▸ **Material**

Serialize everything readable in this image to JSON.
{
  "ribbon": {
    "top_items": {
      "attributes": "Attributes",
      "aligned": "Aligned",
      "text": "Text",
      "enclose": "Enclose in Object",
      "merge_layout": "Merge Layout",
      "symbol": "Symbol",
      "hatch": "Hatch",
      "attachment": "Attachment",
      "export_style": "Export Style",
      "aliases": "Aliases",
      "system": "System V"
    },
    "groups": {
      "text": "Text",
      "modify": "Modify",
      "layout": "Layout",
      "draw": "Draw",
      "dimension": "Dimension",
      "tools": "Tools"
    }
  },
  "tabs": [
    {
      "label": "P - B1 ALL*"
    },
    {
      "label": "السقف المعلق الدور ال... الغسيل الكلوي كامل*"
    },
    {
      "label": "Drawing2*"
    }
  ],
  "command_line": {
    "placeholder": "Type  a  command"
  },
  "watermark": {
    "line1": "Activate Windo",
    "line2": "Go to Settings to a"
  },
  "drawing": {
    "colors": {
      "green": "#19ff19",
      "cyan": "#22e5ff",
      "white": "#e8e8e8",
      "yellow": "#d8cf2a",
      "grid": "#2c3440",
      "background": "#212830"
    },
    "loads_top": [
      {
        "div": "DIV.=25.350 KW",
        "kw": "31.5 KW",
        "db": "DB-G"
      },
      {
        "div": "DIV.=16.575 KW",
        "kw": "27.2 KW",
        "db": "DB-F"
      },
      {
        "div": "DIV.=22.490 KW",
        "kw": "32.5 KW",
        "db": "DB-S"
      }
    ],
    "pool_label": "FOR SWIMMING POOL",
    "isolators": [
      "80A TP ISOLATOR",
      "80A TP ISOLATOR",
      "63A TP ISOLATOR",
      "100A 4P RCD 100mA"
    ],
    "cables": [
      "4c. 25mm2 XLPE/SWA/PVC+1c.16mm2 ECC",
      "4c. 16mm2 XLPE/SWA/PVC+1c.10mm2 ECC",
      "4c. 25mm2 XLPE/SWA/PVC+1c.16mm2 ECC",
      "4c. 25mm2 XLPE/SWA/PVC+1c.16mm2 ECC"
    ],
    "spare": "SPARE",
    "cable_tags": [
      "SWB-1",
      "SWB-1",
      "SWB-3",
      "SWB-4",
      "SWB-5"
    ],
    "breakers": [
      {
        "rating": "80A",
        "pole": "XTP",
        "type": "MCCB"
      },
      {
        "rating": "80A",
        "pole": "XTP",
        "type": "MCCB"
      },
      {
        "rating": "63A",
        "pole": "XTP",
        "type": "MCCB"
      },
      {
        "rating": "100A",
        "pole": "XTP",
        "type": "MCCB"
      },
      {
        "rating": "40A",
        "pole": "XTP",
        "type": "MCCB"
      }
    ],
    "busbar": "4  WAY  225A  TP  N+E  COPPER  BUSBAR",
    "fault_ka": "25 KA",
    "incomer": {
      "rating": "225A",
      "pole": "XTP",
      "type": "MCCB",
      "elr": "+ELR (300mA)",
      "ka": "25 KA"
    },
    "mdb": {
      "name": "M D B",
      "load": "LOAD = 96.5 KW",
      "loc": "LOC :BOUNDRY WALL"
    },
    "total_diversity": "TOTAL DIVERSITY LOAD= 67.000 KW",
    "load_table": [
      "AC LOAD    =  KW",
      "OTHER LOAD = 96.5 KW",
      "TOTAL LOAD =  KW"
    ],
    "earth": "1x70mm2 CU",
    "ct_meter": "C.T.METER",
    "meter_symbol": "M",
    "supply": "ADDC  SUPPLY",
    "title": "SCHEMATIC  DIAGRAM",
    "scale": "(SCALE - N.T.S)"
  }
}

▸ **Given exercise**
Make an exact copy of the listing, including every line.

▸ **Reply to the exercise**
Serialize everything readable in this image to JSON.
{
  "ribbon": {
    "top_items": {
      "attributes": "Attributes",
      "aligned": "Aligned",
      "text": "Text",
      "enclose": "Enclose in Object",
      "merge_layout": "Merge Layout",
      "symbol": "Symbol",
      "hatch": "Hatch",
      "attachment": "Attachment",
      "export_style": "Export Style",
      "aliases": "Aliases",
      "system": "System V"
    },
    "groups": {
      "text": "Text",
      "modify": "Modify",
      "layout": "Layout",
      "draw": "Draw",
      "dimension": "Dimension",
      "tools": "Tools"
    }
  },
  "tabs": [
    {
      "label": "P - B1 ALL*"
    },
    {
      "label": "السقف المعلق الدور ال... الغسيل الكلوي كامل*"
    },
    {
      "label": "Drawing2*"
    }
  ],
  "command_line": {
    "placeholder": "Type  a  command"
  },
  "watermark": {
    "line1": "Activate Windo",
    "line2": "Go to Settings to a"
  },
  "drawing": {
    "colors": {
      "green": "#19ff19",
      "cyan": "#22e5ff",
      "white": "#e8e8e8",
      "yellow": "#d8cf2a",
      "grid": "#2c3440",
      "background": "#212830"
    },
    "loads_top": [
      {
        "div": "DIV.=25.350 KW",
        "kw": "31.5 KW",
        "db": "DB-G"
      },
      {
        "div": "DIV.=16.575 KW",
        "kw": "27.2 KW",
        "db": "DB-F"
      },
      {
        "div": "DIV.=22.490 KW",
        "kw": "32.5 KW",
        "db": "DB-S"
      }
    ],
    "pool_label": "FOR SWIMMING POOL",
    "isolators": [
      "80A TP ISOLATOR",
      "80A TP ISOLATOR",
      "63A TP ISOLATOR",
      "100A 4P RCD 100mA"
    ],
    "cables": [
      "4c. 25mm2 XLPE/SWA/PVC+1c.16mm2 ECC",
      "4c. 16mm2 XLPE/SWA/PVC+1c.10mm2 ECC",
      "4c. 25mm2 XLPE/SWA/PVC+1c.16mm2 ECC",
      "4c. 25mm2 XLPE/SWA/PVC+1c.16mm2 ECC"
    ],
    "spare": "SPARE",
    "cable_tags": [
      "SWB-1",
      "SWB-1",
      "SWB-3",
      "SWB-4",
      "SWB-5"
    ],
    "breakers": [
      {
        "rating": "80A",
        "pole": "XTP",
        "type": "MCCB"
      },
      {
        "rating": "80A",
        "pole": "XTP",
        "type": "MCCB"
      },
      {
        "rating": "63A",
        "pole": "XTP",
        "type": "MCCB"
      },
      {
        "rating": "100A",
        "pole": "XTP",
        "type": "MCCB"
      },
      {
        "rating": "40A",
        "pole": "XTP",
        "type": "MCCB"
      }
    ],
    "busbar": "4  WAY  225A  TP  N+E  COPPER  BUSBAR",
    "fault_ka": "25 KA",
    "incomer": {
      "rating": "225A",
      "pole": "XTP",
      "type": "MCCB",
      "elr": "+ELR (300mA)",
      "ka": "25 KA"
    },
    "mdb": {
      "name": "M D B",
      "load": "LOAD = 96.5 KW",
      "loc": "LOC :BOUNDRY WALL"
    },
    "total_diversity": "TOTAL DIVERSITY LOAD= 67.000 KW",
    "load_table": [
      "AC LOAD    =  KW",
      "OTHER LOAD = 96.5 KW",
      "TOTAL LOAD =  KW"
    ],
    "earth": "1x70mm2 CU",
    "ct_meter": "C.T.METER",
    "meter_symbol": "M",
    "supply": "ADDC  SUPPLY",
    "title": "SCHEMATIC  DIAGRAM",
    "scale": "(SCALE - N.T.S)"
  }
}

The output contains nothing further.